(DATASET)
>>>>>
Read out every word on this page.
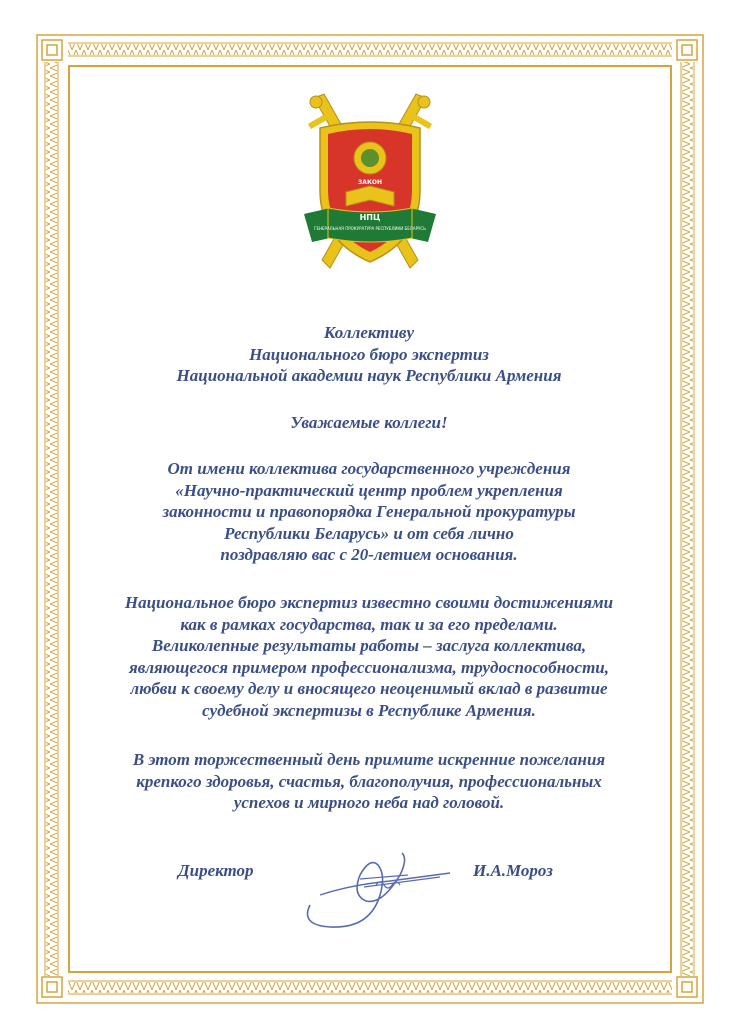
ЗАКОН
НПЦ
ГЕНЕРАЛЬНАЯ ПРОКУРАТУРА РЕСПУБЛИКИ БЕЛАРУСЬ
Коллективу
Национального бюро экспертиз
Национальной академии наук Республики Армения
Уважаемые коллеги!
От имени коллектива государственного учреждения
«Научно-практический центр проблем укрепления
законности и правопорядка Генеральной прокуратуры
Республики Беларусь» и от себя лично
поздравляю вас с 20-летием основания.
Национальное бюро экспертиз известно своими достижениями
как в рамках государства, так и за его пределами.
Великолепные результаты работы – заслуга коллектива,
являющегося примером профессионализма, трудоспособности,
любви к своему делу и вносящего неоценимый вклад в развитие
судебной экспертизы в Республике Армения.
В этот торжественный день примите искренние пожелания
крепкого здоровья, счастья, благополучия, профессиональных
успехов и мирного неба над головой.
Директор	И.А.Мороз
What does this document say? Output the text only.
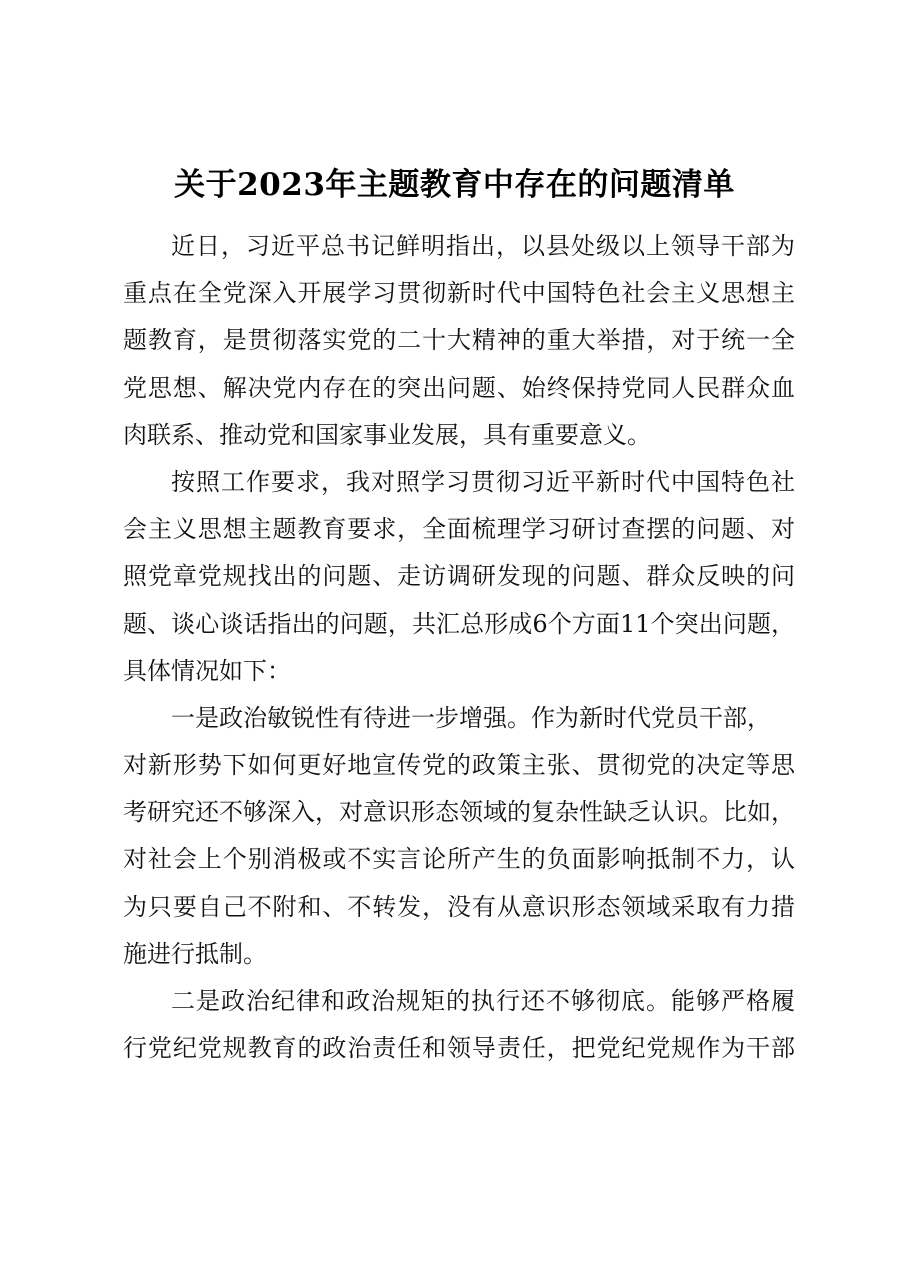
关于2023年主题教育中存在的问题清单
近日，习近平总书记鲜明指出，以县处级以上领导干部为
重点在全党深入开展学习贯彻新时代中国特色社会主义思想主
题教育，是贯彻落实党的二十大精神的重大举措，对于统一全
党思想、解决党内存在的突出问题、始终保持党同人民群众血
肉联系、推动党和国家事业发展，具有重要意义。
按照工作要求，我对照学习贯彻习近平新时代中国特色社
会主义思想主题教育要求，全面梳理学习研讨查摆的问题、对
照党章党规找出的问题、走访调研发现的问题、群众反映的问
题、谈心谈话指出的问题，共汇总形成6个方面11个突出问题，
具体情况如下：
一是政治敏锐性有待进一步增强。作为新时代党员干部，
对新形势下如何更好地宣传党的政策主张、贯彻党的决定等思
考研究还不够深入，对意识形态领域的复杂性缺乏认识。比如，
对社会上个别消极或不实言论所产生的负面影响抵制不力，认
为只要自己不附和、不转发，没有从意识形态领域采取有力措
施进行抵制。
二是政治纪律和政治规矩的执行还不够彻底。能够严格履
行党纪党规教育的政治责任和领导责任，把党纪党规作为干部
<<<<<
>>>>>
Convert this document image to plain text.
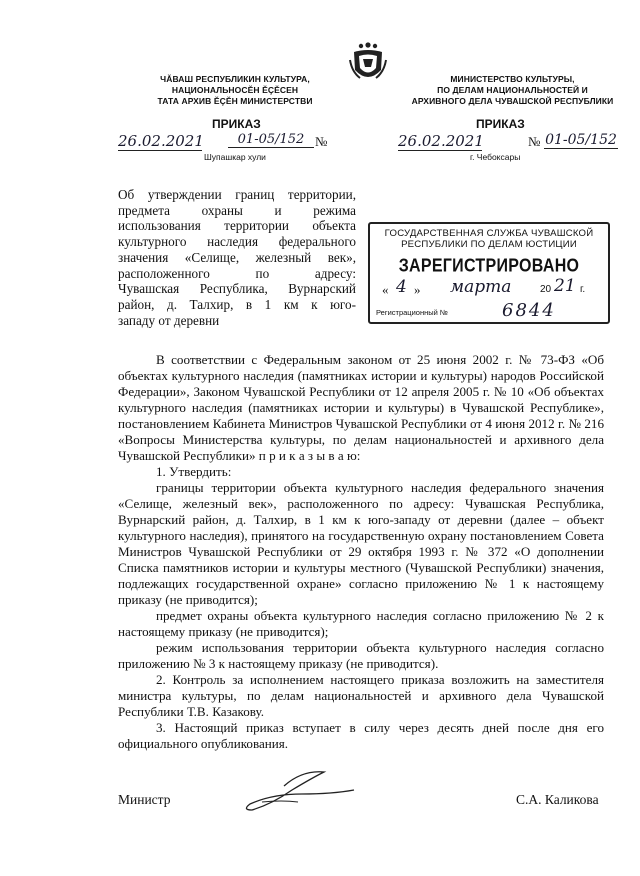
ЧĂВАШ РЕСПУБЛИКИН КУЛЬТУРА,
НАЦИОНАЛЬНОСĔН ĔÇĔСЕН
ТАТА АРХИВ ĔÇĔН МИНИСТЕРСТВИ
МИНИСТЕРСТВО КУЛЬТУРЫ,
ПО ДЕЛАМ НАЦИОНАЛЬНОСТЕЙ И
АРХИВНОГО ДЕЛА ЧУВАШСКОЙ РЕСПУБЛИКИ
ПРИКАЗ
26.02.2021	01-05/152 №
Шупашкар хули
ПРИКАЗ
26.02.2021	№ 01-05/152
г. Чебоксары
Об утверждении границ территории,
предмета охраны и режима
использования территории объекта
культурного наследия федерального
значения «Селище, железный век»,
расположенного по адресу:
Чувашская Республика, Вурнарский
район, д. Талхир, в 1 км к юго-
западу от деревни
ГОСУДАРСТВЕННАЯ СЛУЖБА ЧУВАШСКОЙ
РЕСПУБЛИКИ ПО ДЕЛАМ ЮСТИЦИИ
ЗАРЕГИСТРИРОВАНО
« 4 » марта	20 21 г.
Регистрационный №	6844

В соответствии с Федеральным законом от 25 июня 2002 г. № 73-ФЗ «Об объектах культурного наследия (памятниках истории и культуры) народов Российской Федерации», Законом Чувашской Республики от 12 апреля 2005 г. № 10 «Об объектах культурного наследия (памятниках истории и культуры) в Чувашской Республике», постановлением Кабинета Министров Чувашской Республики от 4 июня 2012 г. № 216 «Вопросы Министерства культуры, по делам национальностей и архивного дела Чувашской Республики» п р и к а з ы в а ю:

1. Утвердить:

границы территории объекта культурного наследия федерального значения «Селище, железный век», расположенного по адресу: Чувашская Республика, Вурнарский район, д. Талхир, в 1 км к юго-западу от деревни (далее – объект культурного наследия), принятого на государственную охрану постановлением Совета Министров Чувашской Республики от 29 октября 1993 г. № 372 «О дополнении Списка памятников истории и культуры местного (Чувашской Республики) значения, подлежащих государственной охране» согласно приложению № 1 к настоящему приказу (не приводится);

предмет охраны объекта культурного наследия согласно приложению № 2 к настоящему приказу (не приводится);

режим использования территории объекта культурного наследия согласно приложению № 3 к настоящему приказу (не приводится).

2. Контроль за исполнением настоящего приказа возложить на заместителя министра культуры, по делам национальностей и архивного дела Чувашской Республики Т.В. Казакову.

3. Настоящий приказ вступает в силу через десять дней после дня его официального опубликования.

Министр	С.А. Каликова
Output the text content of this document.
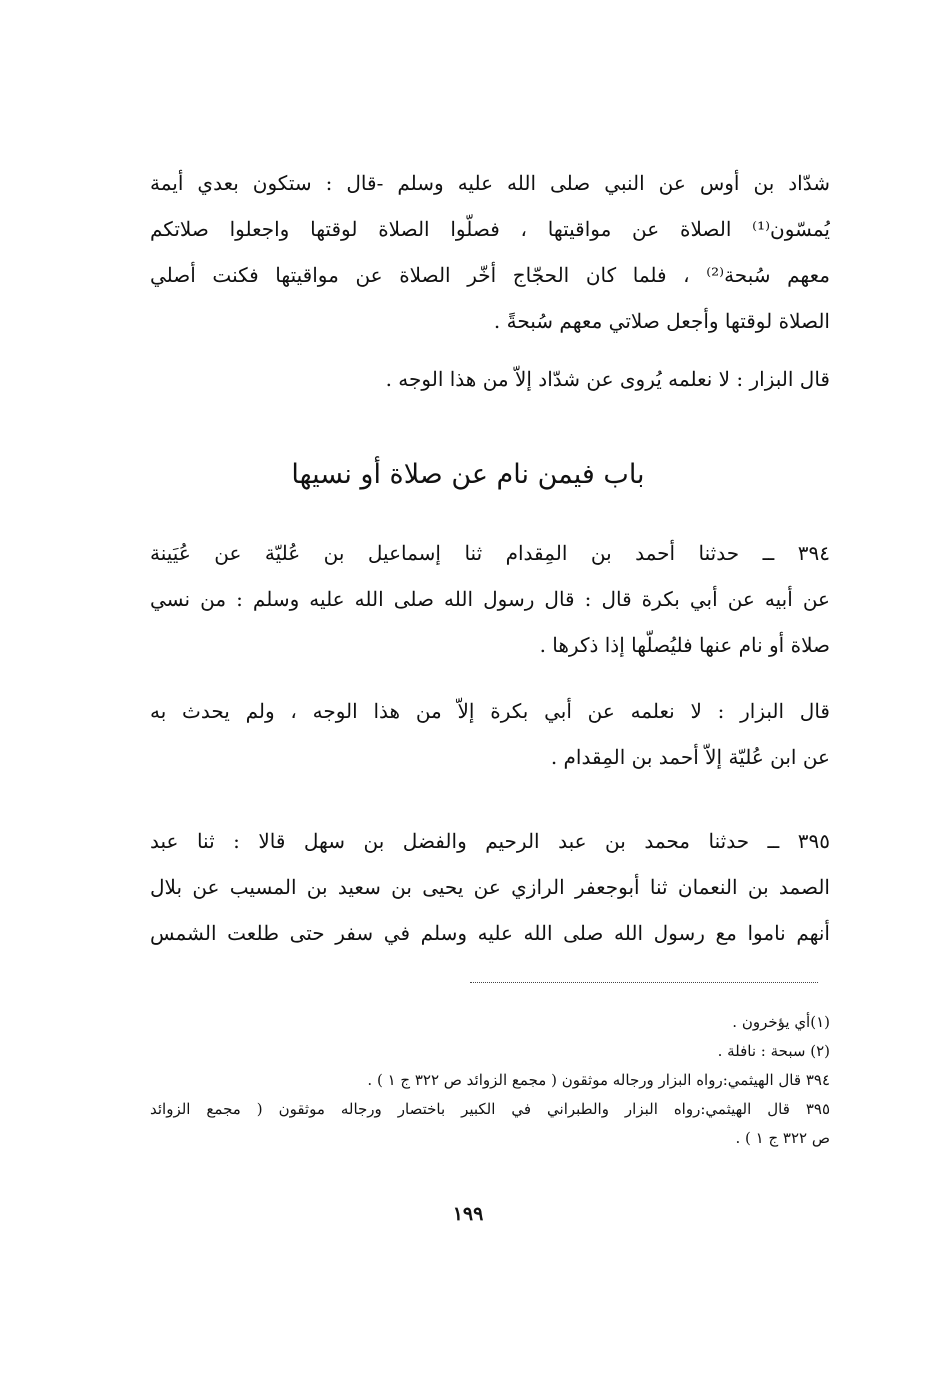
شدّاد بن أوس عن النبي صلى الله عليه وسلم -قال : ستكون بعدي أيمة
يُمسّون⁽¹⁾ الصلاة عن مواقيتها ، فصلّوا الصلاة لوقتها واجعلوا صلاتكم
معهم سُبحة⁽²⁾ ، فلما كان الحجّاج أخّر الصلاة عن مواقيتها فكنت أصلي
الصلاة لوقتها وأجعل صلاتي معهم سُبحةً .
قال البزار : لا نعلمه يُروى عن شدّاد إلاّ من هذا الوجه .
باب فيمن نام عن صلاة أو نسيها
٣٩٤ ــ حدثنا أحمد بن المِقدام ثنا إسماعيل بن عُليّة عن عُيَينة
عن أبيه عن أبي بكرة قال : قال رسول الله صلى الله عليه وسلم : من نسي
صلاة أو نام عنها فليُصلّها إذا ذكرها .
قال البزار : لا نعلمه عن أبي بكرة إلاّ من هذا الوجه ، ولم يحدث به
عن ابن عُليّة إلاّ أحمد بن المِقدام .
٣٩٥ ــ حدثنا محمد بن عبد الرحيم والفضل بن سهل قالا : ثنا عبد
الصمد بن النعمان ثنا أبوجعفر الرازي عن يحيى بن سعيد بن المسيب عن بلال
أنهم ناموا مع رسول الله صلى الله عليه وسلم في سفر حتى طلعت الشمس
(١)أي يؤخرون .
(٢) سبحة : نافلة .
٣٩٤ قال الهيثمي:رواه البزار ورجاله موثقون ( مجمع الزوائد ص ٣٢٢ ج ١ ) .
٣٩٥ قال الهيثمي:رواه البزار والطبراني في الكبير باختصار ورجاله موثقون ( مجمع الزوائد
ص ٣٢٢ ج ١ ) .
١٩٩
<<<<<
(DO THIS)
Gather each line in these records that contains the string "الهيثمي".

(RESPONSE TO THIS TASK)
٣٩٤ قال الهيثمي:رواه البزار ورجاله موثقون ( مجمع الزوائد ص ٣٢٢ ج ١ ) .
٣٩٥ قال الهيثمي:رواه البزار والطبراني في الكبير باختصار ورجاله موثقون ( مجمع الزوائد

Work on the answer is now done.